Provided data:

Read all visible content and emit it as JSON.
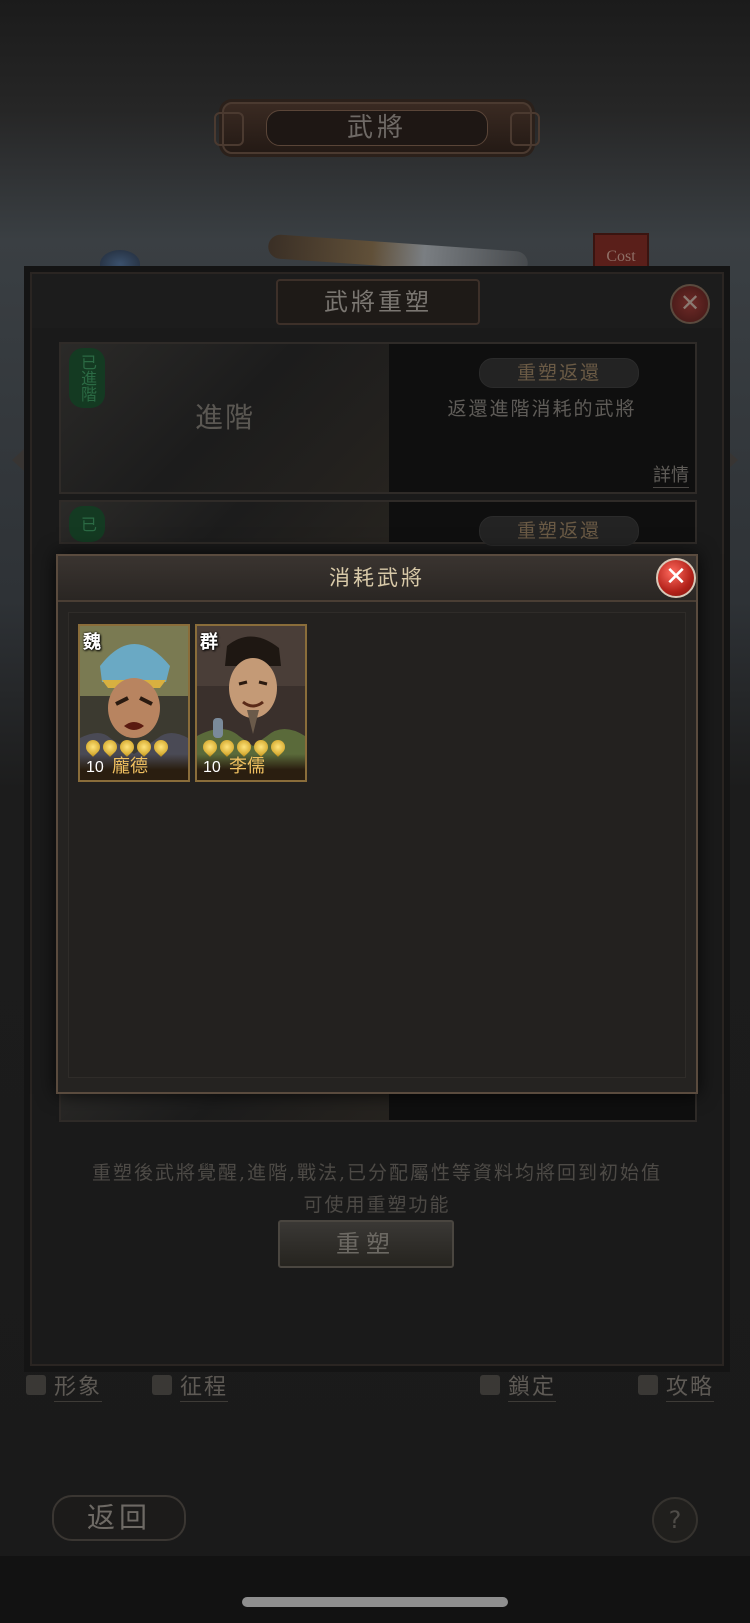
{
  "screen": {
    "top_title": "武將",
    "cost_tag": "Cost"
  },
  "main_modal": {
    "title": "武將重塑",
    "close_icon": "close-icon",
    "cards": [
      {
        "image_label": "進階",
        "seal": "已進階",
        "button": "重塑返還",
        "description": "返還進階消耗的武將",
        "detail": "詳情"
      },
      {
        "seal": "已",
        "button": "重塑返還"
      }
    ],
    "footer_text_1": "重塑後武將覺醒,進階,戰法,已分配屬性等資料均將回到初始值",
    "footer_text_2": "可使用重塑功能",
    "rebuild_button": "重塑"
  },
  "toolbar": {
    "items": [
      {
        "label": "形象",
        "icon": "person-icon"
      },
      {
        "label": "征程",
        "icon": "flag-icon"
      },
      {
        "label": "鎖定",
        "icon": "lock-icon"
      },
      {
        "label": "攻略",
        "icon": "book-icon"
      }
    ],
    "back_button": "返回",
    "help_button": "?"
  },
  "popup": {
    "title": "消耗武將",
    "heroes": [
      {
        "faction": "魏",
        "level": "10",
        "name": "龐德",
        "stars": 5
      },
      {
        "faction": "群",
        "level": "10",
        "name": "李儒",
        "stars": 5
      }
    ]
  },
  "colors": {
    "accent_gold": "#d8c9a8",
    "close_red": "#b3221a",
    "name_gold": "#f0c060"
  }
}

To do: Repeat the data exactly in full, omitting its pictures.

Full output:
Read all visible content and emit it as JSON.
{
  "screen": {
    "top_title": "武將",
    "cost_tag": "Cost"
  },
  "main_modal": {
    "title": "武將重塑",
    "close_icon": "close-icon",
    "cards": [
      {
        "image_label": "進階",
        "seal": "已進階",
        "button": "重塑返還",
        "description": "返還進階消耗的武將",
        "detail": "詳情"
      },
      {
        "seal": "已",
        "button": "重塑返還"
      }
    ],
    "footer_text_1": "重塑後武將覺醒,進階,戰法,已分配屬性等資料均將回到初始值",
    "footer_text_2": "可使用重塑功能",
    "rebuild_button": "重塑"
  },
  "toolbar": {
    "items": [
      {
        "label": "形象",
        "icon": "person-icon"
      },
      {
        "label": "征程",
        "icon": "flag-icon"
      },
      {
        "label": "鎖定",
        "icon": "lock-icon"
      },
      {
        "label": "攻略",
        "icon": "book-icon"
      }
    ],
    "back_button": "返回",
    "help_button": "?"
  },
  "popup": {
    "title": "消耗武將",
    "heroes": [
      {
        "faction": "魏",
        "level": "10",
        "name": "龐德",
        "stars": 5
      },
      {
        "faction": "群",
        "level": "10",
        "name": "李儒",
        "stars": 5
      }
    ]
  },
  "colors": {
    "accent_gold": "#d8c9a8",
    "close_red": "#b3221a",
    "name_gold": "#f0c060"
  }
}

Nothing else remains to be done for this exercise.